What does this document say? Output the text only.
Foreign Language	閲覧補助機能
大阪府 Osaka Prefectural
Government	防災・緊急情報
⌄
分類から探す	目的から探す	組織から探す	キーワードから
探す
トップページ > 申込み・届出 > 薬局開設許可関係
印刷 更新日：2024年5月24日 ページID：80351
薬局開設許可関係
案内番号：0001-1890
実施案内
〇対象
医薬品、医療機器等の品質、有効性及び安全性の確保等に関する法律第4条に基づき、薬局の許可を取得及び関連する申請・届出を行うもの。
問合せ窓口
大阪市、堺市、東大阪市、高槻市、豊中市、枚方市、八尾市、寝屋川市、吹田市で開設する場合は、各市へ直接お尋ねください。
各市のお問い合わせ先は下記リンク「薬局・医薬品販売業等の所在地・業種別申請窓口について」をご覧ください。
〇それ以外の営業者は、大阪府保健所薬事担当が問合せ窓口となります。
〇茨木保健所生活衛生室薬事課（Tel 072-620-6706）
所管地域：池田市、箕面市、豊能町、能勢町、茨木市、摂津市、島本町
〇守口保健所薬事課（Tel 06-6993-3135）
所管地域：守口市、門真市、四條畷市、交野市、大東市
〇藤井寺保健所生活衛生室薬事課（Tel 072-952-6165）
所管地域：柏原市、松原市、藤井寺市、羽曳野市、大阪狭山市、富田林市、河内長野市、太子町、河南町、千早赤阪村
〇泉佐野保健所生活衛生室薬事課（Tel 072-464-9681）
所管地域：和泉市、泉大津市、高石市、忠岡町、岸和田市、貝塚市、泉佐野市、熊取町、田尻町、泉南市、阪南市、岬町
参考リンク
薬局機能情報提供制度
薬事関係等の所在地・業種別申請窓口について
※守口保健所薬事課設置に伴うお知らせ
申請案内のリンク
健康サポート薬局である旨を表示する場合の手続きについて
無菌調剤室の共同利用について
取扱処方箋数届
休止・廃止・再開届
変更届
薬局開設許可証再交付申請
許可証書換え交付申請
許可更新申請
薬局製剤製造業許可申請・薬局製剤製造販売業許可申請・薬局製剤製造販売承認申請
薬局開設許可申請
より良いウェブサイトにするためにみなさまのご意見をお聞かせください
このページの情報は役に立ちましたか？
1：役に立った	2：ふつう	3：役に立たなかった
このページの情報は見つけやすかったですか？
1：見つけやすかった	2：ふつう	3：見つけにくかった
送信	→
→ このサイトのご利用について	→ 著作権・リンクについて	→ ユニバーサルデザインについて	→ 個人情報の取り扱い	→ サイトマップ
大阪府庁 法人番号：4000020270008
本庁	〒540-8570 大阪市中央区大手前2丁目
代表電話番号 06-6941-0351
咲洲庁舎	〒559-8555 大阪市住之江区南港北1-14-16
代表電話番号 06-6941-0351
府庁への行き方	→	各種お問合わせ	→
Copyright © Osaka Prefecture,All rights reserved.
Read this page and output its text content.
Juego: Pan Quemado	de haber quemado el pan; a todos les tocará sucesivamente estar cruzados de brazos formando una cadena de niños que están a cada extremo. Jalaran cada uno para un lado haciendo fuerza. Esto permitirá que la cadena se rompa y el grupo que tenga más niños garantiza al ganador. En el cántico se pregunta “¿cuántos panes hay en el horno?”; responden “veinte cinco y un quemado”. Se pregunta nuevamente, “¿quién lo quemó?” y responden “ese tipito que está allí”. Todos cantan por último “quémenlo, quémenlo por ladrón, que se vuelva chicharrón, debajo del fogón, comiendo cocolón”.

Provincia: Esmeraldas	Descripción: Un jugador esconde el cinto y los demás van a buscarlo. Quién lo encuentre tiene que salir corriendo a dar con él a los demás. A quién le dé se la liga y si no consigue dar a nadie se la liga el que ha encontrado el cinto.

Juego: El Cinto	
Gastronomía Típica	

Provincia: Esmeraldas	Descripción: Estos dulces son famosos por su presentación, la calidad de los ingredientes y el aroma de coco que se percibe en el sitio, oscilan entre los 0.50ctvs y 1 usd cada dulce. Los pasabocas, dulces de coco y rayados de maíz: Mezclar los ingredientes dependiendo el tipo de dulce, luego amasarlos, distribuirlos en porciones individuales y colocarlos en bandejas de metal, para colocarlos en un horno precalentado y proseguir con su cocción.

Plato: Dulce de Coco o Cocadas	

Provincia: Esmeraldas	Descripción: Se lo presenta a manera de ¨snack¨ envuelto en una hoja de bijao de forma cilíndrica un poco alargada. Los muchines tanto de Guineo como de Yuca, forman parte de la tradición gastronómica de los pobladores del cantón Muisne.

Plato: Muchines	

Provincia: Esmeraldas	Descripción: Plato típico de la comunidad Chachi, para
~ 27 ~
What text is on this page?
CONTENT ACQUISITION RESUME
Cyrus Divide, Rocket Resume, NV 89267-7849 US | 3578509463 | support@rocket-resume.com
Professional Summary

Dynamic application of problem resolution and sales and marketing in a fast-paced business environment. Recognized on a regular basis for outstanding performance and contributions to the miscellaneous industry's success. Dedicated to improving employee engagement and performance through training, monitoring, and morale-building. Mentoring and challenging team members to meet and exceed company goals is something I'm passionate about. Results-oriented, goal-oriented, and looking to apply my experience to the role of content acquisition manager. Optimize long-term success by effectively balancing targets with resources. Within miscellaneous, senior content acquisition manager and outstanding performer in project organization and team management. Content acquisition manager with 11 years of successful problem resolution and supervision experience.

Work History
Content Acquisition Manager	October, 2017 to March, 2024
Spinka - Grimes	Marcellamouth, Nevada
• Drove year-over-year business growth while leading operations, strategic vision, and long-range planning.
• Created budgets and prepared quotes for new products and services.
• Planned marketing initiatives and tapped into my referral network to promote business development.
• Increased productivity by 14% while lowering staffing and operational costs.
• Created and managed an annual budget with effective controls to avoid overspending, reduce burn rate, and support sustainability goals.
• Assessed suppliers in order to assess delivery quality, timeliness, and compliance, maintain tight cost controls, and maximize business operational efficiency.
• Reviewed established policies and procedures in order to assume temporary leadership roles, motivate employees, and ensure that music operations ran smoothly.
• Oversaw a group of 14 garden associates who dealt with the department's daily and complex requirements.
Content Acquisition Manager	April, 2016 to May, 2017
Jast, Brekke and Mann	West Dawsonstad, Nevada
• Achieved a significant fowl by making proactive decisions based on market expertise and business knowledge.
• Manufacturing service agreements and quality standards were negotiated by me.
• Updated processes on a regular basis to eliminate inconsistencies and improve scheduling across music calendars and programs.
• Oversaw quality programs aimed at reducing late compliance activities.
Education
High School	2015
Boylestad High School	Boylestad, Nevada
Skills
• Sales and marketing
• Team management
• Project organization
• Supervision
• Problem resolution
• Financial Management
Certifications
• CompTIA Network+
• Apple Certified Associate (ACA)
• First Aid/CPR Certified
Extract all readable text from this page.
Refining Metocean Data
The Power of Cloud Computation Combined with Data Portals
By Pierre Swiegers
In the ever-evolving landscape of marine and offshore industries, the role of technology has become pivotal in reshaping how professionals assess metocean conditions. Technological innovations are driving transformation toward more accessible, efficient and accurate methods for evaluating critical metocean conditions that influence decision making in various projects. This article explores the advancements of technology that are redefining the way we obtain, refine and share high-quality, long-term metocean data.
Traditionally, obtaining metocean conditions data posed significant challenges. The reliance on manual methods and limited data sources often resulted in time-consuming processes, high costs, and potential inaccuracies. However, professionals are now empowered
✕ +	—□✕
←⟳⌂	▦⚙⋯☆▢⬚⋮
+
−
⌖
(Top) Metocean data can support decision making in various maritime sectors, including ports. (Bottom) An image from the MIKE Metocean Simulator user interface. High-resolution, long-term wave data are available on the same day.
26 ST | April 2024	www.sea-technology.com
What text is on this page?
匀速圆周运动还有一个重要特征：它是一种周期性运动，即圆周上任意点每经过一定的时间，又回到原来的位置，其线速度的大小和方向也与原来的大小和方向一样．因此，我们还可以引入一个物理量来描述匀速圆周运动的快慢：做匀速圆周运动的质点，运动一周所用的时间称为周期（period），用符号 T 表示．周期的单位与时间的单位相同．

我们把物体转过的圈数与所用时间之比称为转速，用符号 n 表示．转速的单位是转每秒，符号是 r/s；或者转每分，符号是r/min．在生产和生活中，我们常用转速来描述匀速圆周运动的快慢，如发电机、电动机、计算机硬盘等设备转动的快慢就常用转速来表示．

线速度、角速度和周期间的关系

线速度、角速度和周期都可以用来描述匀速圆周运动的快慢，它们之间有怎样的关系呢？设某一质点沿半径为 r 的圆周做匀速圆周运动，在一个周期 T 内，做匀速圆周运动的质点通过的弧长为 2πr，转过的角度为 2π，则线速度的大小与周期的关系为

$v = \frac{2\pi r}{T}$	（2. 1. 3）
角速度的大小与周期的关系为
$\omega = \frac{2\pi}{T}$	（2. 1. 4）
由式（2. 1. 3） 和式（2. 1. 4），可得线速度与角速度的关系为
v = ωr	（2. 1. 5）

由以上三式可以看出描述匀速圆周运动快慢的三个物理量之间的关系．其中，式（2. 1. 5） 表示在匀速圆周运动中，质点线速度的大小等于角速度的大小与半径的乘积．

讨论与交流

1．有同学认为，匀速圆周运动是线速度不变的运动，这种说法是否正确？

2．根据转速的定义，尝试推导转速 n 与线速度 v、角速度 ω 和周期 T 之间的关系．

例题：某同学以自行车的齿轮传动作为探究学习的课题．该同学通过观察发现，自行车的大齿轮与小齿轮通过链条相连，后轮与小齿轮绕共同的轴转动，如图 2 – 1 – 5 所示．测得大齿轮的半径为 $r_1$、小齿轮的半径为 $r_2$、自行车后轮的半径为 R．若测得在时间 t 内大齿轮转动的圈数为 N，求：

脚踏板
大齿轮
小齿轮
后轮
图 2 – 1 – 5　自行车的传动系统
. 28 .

------

| Goal of the exercise |
Using the records above, copy every line that has the word "significant" in it.

| Reply to the task |
• Achieved a significant fowl by making proactive decisions based on market expertise and business knowledge.
Traditionally, obtaining metocean conditions data posed significant challenges. The reliance on manual methods and limited data sources often resulted in time-consuming processes, high costs, and potential inaccuracies. However, professionals are now empowered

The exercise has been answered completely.